▸ **Your task**
Sift the material for lines containing "сильные", and return them.

* START Task data *

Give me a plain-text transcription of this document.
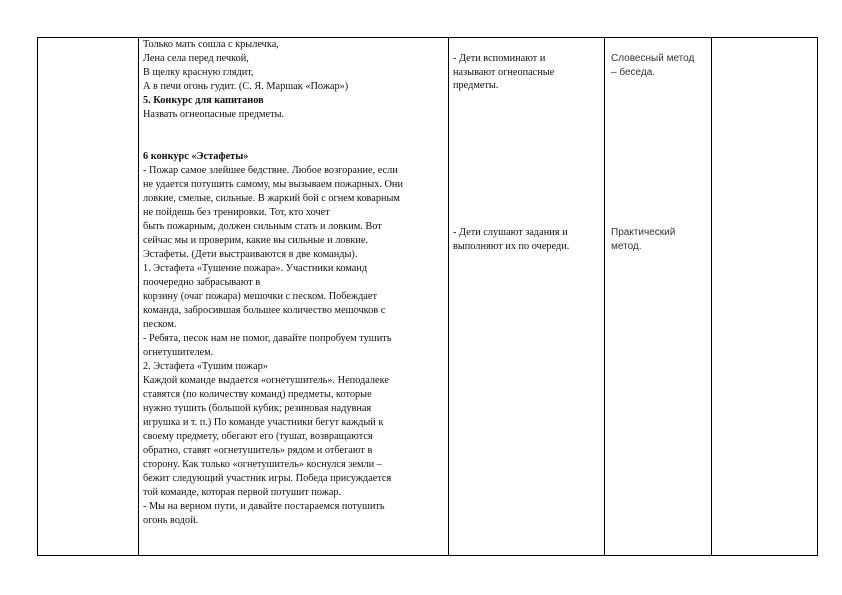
Только мать сошла с крылечка,

Лена села перед печкой,

В щелку красную глядит,

А в печи огонь гудит. (С. Я. Маршак «Пожар»)

5. Конкурс для капитанов

Назвать огнеопасные предметы.

6 конкурс «Эстафеты»

- Пожар самое злейшее бедствие. Любое возгорание, если

не удается потушить самому, мы вызываем пожарных. Они

ловкие, смелые, сильные. В жаркий бой с огнем коварным

не пойдешь без тренировки. Тот, кто хочет

быть пожарным, должен сильным стать и ловким. Вот

сейчас мы и проверим, какие вы сильные и ловкие.

Эстафеты. (Дети выстраиваются в две команды).

1. Эстафета «Тушение пожара». Участники команд

поочередно забрасывают в

корзину (очаг пожара) мешочки с песком. Побеждает

команда, забросившая большее количество мешочков с

песком.

- Ребята, песок нам не помог, давайте попробуем тушить

огнетушителем.

2. Эстафета «Тушим пожар»

Каждой команде выдается «огнетушитель». Неподалеке

ставятся (по количеству команд) предметы, которые

нужно тушить (большой кубик; резиновая надувная

игрушка и т. п.) По команде участники бегут каждый к

своему предмету, обегают его (тушат, возвращаются

обратно, ставят «огнетушитель» рядом и отбегают в

сторону. Как только «огнетушитель» коснулся земли –

бежит следующий участник игры. Победа присуждается

той команде, которая первой потушит пожар.

- Мы на верном пути, и давайте постараемся потушить

огонь водой.

- Дети вспоминают и

называют огнеопасные

предметы.

- Дети слушают задания и

выполняют их по очереди.

Словесный метод

– беседа.

Практический

метод.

* END Task data *

▸ **Task response**
ловкие, смелые, сильные. В жаркий бой с огнем коварным
сейчас мы и проверим, какие вы сильные и ловкие.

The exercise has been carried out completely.